* RECORDS SUPPLIED *
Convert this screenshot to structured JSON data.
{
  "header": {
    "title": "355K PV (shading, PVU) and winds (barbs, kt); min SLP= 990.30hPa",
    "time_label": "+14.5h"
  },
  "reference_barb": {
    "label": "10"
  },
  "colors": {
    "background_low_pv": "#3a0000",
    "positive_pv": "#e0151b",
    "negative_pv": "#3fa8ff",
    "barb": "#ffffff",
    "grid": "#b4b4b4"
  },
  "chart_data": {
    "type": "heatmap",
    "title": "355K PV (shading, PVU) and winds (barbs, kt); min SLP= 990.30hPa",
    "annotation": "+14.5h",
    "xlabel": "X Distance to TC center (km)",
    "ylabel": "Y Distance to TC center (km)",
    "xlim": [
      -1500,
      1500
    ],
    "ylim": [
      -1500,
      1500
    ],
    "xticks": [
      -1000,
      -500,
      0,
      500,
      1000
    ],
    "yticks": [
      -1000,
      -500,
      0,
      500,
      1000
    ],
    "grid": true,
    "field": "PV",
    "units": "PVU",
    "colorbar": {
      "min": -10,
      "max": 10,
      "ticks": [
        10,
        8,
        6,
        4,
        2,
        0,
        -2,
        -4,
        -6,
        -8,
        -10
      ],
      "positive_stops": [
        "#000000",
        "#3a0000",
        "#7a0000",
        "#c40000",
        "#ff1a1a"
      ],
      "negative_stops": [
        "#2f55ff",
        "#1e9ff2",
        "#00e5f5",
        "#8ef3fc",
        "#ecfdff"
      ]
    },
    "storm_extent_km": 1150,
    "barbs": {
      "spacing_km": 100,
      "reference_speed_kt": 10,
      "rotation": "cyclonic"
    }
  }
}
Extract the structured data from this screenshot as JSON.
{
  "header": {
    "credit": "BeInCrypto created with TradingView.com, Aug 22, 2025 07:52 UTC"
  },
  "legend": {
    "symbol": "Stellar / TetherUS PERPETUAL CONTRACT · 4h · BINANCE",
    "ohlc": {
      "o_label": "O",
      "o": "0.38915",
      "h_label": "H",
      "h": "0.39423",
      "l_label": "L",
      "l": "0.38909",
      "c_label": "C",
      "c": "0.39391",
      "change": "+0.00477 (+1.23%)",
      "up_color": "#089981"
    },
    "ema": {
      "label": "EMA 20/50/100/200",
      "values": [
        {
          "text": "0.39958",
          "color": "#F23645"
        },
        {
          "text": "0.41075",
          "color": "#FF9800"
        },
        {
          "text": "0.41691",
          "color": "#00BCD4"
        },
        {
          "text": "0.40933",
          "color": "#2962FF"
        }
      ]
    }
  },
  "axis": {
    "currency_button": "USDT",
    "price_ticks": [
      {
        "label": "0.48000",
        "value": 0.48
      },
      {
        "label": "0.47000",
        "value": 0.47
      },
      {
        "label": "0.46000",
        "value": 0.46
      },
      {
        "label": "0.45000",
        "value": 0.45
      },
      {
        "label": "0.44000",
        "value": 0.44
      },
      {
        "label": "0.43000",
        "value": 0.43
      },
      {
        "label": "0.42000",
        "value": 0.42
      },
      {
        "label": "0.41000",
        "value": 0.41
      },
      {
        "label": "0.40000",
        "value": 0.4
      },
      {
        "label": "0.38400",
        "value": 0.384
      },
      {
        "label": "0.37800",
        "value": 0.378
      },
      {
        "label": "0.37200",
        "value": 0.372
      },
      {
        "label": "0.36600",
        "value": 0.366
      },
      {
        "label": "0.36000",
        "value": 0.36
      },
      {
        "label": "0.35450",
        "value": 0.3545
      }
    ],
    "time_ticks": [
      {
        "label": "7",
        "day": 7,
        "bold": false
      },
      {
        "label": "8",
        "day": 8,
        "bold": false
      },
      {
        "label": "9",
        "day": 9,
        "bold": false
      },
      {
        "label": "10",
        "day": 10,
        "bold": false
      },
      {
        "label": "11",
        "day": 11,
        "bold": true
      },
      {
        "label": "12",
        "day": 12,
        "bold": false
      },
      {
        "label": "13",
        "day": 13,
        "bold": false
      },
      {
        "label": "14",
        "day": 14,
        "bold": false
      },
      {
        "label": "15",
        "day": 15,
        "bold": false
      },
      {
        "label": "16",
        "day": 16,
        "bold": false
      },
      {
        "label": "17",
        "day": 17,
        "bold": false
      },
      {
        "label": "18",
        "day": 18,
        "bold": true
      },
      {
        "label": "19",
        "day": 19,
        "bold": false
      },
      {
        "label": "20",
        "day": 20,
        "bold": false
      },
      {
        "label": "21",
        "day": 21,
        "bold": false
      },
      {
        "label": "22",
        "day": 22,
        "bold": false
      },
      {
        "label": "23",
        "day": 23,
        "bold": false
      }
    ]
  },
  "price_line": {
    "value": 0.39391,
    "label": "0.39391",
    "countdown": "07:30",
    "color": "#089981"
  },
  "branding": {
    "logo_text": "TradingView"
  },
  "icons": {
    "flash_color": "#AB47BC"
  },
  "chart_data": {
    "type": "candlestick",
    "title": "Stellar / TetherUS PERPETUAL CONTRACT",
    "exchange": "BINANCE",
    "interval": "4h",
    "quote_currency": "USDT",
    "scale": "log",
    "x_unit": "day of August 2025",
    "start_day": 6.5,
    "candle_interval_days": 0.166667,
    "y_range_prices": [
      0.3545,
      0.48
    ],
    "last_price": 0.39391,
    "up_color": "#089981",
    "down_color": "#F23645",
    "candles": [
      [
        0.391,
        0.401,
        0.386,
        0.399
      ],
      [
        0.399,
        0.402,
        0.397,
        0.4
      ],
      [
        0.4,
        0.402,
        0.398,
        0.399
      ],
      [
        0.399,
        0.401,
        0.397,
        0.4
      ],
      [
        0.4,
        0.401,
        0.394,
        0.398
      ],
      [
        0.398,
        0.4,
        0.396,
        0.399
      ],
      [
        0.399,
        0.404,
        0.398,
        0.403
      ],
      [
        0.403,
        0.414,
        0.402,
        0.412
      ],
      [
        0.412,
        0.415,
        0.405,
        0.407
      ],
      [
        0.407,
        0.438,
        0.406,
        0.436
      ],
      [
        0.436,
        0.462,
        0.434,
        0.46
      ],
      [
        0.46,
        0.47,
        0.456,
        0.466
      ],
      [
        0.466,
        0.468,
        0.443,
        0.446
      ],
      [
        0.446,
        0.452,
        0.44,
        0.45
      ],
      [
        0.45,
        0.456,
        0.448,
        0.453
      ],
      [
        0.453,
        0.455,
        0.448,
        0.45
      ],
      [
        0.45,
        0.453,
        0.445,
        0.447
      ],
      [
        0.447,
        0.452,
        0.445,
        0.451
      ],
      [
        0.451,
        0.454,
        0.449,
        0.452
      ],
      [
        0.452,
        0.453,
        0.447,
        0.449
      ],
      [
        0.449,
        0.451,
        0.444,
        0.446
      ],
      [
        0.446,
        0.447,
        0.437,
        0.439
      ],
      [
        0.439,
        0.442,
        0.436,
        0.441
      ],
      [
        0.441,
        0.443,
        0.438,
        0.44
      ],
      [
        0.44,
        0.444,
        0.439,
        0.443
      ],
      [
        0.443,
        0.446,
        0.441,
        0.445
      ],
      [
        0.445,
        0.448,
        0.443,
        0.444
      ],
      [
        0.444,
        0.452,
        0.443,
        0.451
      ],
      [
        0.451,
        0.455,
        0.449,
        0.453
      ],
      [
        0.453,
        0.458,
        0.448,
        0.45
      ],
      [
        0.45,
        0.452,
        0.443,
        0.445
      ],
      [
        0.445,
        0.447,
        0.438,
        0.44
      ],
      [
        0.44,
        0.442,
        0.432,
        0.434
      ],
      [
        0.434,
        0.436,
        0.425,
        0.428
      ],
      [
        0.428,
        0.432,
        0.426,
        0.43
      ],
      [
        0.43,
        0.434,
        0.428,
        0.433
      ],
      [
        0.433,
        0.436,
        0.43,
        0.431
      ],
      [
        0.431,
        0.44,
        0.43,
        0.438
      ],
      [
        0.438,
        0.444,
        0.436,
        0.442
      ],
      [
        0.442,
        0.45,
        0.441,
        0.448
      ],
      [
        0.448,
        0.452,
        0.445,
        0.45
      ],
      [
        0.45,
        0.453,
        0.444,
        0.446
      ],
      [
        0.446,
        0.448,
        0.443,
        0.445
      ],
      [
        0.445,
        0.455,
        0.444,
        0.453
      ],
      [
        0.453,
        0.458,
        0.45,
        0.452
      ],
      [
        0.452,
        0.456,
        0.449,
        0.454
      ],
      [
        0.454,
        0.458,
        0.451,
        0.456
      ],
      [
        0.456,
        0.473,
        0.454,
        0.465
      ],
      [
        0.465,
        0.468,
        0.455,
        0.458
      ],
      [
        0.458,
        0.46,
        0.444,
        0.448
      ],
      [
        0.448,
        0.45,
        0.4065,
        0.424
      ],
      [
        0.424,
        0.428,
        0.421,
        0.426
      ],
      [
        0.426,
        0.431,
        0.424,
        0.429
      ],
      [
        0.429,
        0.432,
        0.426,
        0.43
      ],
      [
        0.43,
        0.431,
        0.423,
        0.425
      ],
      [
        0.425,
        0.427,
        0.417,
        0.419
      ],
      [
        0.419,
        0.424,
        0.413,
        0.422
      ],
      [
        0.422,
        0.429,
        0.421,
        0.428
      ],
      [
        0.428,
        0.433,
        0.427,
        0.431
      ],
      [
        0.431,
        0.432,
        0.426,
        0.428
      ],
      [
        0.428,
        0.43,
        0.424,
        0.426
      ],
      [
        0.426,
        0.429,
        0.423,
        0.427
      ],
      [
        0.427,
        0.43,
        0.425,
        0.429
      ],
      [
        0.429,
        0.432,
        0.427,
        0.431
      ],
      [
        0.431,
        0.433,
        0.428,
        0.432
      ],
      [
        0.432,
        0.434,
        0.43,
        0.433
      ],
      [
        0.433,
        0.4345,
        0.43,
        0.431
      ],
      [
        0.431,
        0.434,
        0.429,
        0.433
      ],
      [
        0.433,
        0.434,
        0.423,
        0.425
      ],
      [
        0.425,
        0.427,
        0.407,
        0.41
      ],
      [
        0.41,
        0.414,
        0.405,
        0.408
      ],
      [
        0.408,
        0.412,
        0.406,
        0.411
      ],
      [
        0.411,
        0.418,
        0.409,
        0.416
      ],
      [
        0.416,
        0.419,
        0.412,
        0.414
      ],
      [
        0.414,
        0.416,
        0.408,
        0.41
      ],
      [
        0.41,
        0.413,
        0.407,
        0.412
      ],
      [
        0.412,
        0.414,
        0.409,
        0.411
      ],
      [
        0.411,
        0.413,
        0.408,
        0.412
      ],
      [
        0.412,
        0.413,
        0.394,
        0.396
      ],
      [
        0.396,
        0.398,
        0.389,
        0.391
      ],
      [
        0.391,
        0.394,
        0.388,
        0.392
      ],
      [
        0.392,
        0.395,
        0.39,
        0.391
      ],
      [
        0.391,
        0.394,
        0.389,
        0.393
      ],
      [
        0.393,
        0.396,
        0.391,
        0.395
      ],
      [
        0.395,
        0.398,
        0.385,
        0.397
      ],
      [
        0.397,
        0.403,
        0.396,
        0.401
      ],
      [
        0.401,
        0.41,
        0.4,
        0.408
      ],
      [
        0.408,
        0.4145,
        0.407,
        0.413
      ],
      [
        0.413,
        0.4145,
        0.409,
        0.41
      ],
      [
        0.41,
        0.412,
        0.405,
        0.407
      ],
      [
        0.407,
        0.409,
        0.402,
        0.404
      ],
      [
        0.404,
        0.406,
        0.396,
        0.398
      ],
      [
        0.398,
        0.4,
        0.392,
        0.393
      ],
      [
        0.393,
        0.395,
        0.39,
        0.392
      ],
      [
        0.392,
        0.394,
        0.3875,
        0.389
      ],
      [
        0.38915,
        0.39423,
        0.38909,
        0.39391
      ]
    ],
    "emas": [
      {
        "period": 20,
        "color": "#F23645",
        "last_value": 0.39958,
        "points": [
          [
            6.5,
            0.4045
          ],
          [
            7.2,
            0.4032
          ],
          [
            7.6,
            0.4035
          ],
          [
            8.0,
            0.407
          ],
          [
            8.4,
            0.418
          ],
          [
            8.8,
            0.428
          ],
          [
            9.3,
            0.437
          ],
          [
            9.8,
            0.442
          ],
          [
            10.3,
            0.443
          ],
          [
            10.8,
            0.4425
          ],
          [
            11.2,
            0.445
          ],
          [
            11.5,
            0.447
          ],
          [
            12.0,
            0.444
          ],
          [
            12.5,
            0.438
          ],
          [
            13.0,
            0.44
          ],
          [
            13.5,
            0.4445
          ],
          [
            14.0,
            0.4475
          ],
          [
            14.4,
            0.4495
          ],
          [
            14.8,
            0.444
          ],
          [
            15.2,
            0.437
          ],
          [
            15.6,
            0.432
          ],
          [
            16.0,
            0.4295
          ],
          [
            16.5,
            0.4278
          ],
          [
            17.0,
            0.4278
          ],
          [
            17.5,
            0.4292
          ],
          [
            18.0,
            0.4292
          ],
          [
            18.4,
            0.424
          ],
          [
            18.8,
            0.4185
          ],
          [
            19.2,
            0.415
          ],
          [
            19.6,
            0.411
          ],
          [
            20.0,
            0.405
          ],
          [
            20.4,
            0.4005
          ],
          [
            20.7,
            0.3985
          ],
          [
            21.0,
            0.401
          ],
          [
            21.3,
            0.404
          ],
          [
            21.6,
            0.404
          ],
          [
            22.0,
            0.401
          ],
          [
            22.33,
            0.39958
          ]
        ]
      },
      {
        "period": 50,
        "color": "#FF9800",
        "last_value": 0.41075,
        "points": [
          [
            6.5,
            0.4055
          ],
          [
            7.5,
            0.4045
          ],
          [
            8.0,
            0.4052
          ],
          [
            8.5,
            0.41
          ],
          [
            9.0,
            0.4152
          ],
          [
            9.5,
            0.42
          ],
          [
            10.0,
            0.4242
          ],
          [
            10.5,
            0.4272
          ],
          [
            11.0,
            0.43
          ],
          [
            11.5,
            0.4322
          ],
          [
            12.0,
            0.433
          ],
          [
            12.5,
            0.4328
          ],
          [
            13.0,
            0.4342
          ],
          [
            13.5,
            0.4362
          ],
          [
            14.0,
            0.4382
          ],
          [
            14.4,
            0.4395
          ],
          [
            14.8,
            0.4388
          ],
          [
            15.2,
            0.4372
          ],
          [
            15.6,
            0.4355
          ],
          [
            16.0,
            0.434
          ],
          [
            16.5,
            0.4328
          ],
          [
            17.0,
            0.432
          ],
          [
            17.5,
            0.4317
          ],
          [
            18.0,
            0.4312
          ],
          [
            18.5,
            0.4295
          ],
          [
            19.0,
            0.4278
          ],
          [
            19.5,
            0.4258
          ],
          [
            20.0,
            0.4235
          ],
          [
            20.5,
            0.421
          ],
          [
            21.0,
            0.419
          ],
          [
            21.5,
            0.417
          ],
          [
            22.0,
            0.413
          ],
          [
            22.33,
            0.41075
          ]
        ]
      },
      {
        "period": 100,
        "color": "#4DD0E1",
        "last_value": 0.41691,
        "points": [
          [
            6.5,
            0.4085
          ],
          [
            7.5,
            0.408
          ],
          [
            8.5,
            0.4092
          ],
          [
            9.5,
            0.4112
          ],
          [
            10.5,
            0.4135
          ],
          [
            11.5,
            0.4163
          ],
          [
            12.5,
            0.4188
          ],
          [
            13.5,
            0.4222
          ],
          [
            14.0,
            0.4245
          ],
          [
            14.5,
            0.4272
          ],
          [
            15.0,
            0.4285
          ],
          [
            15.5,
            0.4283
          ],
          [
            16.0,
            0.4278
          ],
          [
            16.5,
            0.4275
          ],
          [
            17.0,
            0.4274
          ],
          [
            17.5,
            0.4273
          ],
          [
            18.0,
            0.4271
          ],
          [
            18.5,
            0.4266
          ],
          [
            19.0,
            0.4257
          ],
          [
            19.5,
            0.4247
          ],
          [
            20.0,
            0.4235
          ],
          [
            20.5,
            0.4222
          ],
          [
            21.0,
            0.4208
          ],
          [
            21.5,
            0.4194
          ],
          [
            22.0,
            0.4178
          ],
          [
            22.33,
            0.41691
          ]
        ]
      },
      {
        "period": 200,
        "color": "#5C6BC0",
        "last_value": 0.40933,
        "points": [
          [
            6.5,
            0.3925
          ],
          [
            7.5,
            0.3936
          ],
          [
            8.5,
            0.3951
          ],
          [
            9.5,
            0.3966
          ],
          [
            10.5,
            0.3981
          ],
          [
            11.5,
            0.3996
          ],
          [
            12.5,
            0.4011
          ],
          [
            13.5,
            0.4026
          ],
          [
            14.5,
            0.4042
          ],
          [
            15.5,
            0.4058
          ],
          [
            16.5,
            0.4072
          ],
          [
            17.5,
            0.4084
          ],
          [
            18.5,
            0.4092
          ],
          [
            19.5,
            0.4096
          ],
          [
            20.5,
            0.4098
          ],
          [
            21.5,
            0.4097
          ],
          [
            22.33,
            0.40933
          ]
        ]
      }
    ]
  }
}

* WHAT THE TASK REQUIRES *
Of the lines in this listing, report how many contain the string "PERPETUAL", and give the number only.

* SOLVED EXERCISE *
2